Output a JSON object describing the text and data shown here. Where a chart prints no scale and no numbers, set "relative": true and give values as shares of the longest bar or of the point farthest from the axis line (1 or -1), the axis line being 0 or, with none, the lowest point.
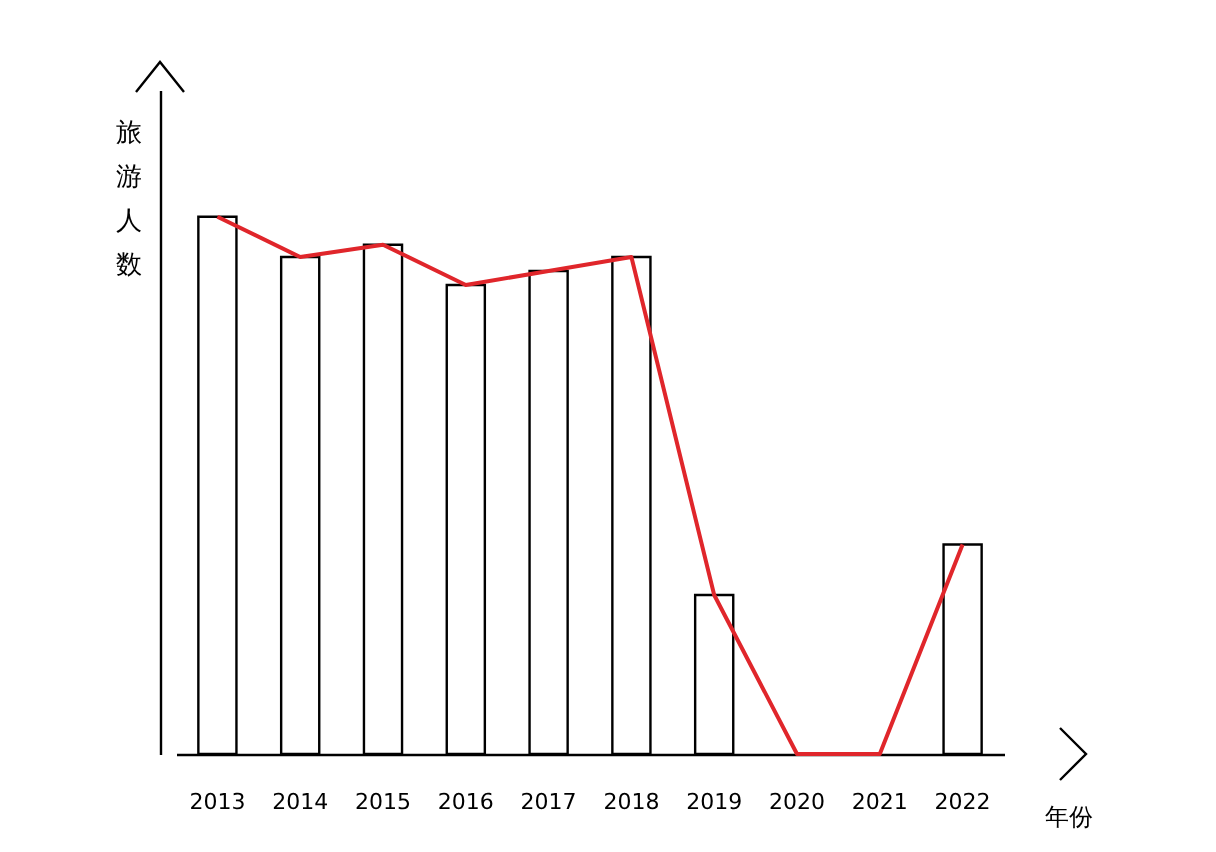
{
  "chart_data": {
    "type": "bar",
    "relative": true,
    "xlabel": "年份",
    "ylabel": "旅游人数",
    "categories": [
      "2013",
      "2014",
      "2015",
      "2016",
      "2017",
      "2018",
      "2019",
      "2020",
      "2021",
      "2022"
    ],
    "series": [
      {
        "color": "#ffffff",
        "values": [
          1,
          0.925,
          0.948,
          0.873,
          0.899,
          0.925,
          0.296,
          null,
          null,
          0.39
        ]
      },
      {
        "type": "line",
        "color": "#e0262b",
        "values": [
          1,
          0.925,
          0.948,
          0.873,
          0.899,
          0.925,
          0.296,
          0,
          0,
          0.39
        ]
      }
    ]
  }
}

•••

WHAT TO DO :: Quote every line of the records above exactly; no picture is to be copied.

FINISHED ANSWER ::
Output a JSON object describing the text and data shown here. Where a chart prints no scale and no numbers, set "relative": true and give values as shares of the longest bar or of the point farthest from the axis line (1 or -1), the axis line being 0 or, with none, the lowest point.
{
  "chart_data": {
    "type": "bar",
    "relative": true,
    "xlabel": "年份",
    "ylabel": "旅游人数",
    "categories": [
      "2013",
      "2014",
      "2015",
      "2016",
      "2017",
      "2018",
      "2019",
      "2020",
      "2021",
      "2022"
    ],
    "series": [
      {
        "color": "#ffffff",
        "values": [
          1,
          0.925,
          0.948,
          0.873,
          0.899,
          0.925,
          0.296,
          null,
          null,
          0.39
        ]
      },
      {
        "type": "line",
        "color": "#e0262b",
        "values": [
          1,
          0.925,
          0.948,
          0.873,
          0.899,
          0.925,
          0.296,
          0,
          0,
          0.39
        ]
      }
    ]
  }
}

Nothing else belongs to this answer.